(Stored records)
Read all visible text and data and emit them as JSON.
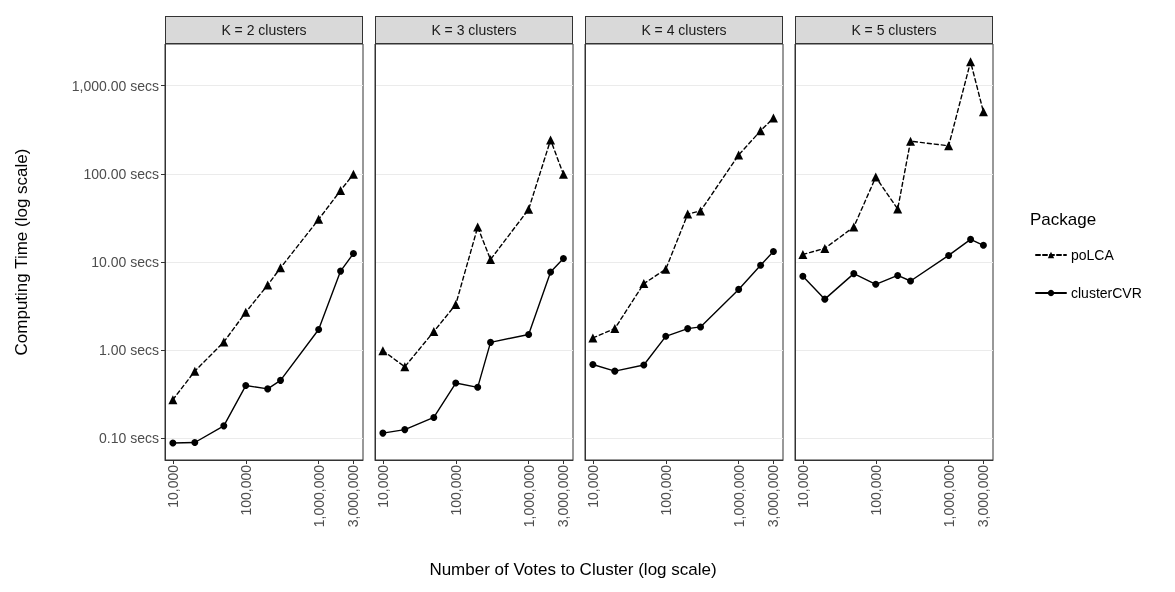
{
  "chart_data": [
    {
      "type": "line",
      "title": "K = 2 clusters",
      "ylabel": "Computing Time (log scale)",
      "x": [
        10000,
        20000,
        50000,
        100000,
        200000,
        300000,
        1000000,
        2000000,
        3000000
      ],
      "series": [
        {
          "color": "#000000",
          "marker": "triangle",
          "line_style": "dashed",
          "values": [
            0.275,
            0.58,
            1.24,
            2.7,
            5.5,
            8.6,
            30.5,
            65,
            99
          ]
        },
        {
          "color": "#000000",
          "marker": "circle",
          "line_style": "solid",
          "values": [
            0.089,
            0.09,
            0.139,
            0.398,
            0.365,
            0.456,
            1.72,
            7.9,
            12.5
          ]
        }
      ],
      "xlim": [
        7800,
        4060000
      ],
      "xticks": [
        {
          "value": 10000,
          "label": "10,000"
        },
        {
          "value": 100000,
          "label": "100,000"
        },
        {
          "value": 1000000,
          "label": "1,000,000"
        },
        {
          "value": 3000000,
          "label": "3,000,000"
        }
      ],
      "ylim": [
        0.057,
        2970
      ],
      "yticks": [
        {
          "value": 0.1,
          "label": "0.10 secs"
        },
        {
          "value": 1,
          "label": "1.00 secs"
        },
        {
          "value": 10,
          "label": "10.00 secs"
        },
        {
          "value": 100,
          "label": "100.00 secs"
        },
        {
          "value": 1000,
          "label": "1,000.00 secs"
        }
      ],
      "log": "xy",
      "grid": "y"
    },
    {
      "type": "line",
      "title": "K = 3 clusters",
      "xlabel": "Number of Votes to Cluster (log scale)",
      "x": [
        10000,
        20000,
        50000,
        100000,
        200000,
        300000,
        1000000,
        2000000,
        3000000
      ],
      "series": [
        {
          "color": "#000000",
          "marker": "triangle",
          "line_style": "dashed",
          "values": [
            0.99,
            0.65,
            1.63,
            3.3,
            25,
            10.7,
            39.7,
            243,
            99
          ]
        },
        {
          "color": "#000000",
          "marker": "circle",
          "line_style": "solid",
          "values": [
            0.115,
            0.126,
            0.173,
            0.425,
            0.38,
            1.23,
            1.51,
            7.7,
            11
          ]
        }
      ],
      "xlim": [
        7800,
        4060000
      ],
      "xticks": [
        {
          "value": 10000,
          "label": "10,000"
        },
        {
          "value": 100000,
          "label": "100,000"
        },
        {
          "value": 1000000,
          "label": "1,000,000"
        },
        {
          "value": 3000000,
          "label": "3,000,000"
        }
      ],
      "ylim": [
        0.057,
        2970
      ],
      "yticks": [
        0.1,
        1,
        10,
        100,
        1000
      ],
      "log": "xy",
      "grid": "y",
      "tick_labels": "x"
    },
    {
      "type": "line",
      "title": "K = 4 clusters",
      "x": [
        10000,
        20000,
        50000,
        100000,
        200000,
        300000,
        1000000,
        2000000,
        3000000
      ],
      "series": [
        {
          "color": "#000000",
          "marker": "triangle",
          "line_style": "dashed",
          "values": [
            1.38,
            1.76,
            5.7,
            8.3,
            35,
            38,
            164,
            308,
            430
          ]
        },
        {
          "color": "#000000",
          "marker": "circle",
          "line_style": "solid",
          "values": [
            0.69,
            0.58,
            0.68,
            1.44,
            1.76,
            1.84,
            4.9,
            9.2,
            13.2
          ]
        }
      ],
      "xlim": [
        7800,
        4060000
      ],
      "xticks": [
        {
          "value": 10000,
          "label": "10,000"
        },
        {
          "value": 100000,
          "label": "100,000"
        },
        {
          "value": 1000000,
          "label": "1,000,000"
        },
        {
          "value": 3000000,
          "label": "3,000,000"
        }
      ],
      "ylim": [
        0.057,
        2970
      ],
      "yticks": [
        0.1,
        1,
        10,
        100,
        1000
      ],
      "log": "xy",
      "grid": "y",
      "tick_labels": "x"
    },
    {
      "type": "line",
      "title": "K = 5 clusters",
      "legend": "right",
      "legend_title": "Package",
      "x": [
        10000,
        20000,
        50000,
        100000,
        200000,
        300000,
        1000000,
        2000000,
        3000000
      ],
      "series": [
        {
          "name": "poLCA",
          "color": "#000000",
          "marker": "triangle",
          "line_style": "dashed",
          "values": [
            12.2,
            14.3,
            25,
            92,
            40,
            235,
            208,
            1870,
            505
          ]
        },
        {
          "name": "clusterCVR",
          "color": "#000000",
          "marker": "circle",
          "line_style": "solid",
          "values": [
            6.9,
            3.8,
            7.4,
            5.6,
            7.05,
            6.1,
            11.9,
            18.1,
            15.5
          ]
        }
      ],
      "xlim": [
        7800,
        4060000
      ],
      "xticks": [
        {
          "value": 10000,
          "label": "10,000"
        },
        {
          "value": 100000,
          "label": "100,000"
        },
        {
          "value": 1000000,
          "label": "1,000,000"
        },
        {
          "value": 3000000,
          "label": "3,000,000"
        }
      ],
      "ylim": [
        0.057,
        2970
      ],
      "yticks": [
        0.1,
        1,
        10,
        100,
        1000
      ],
      "log": "xy",
      "grid": "y",
      "tick_labels": "x"
    }
  ]
}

DIRECTIONS FOR THIS TASK >> Take every line that includes the string "clusters" and copy it.

ANSWER TO THIS PROBLEM >>
      "title": "K = 2 clusters",
      "title": "K = 3 clusters",
      "title": "K = 4 clusters",
      "title": "K = 5 clusters",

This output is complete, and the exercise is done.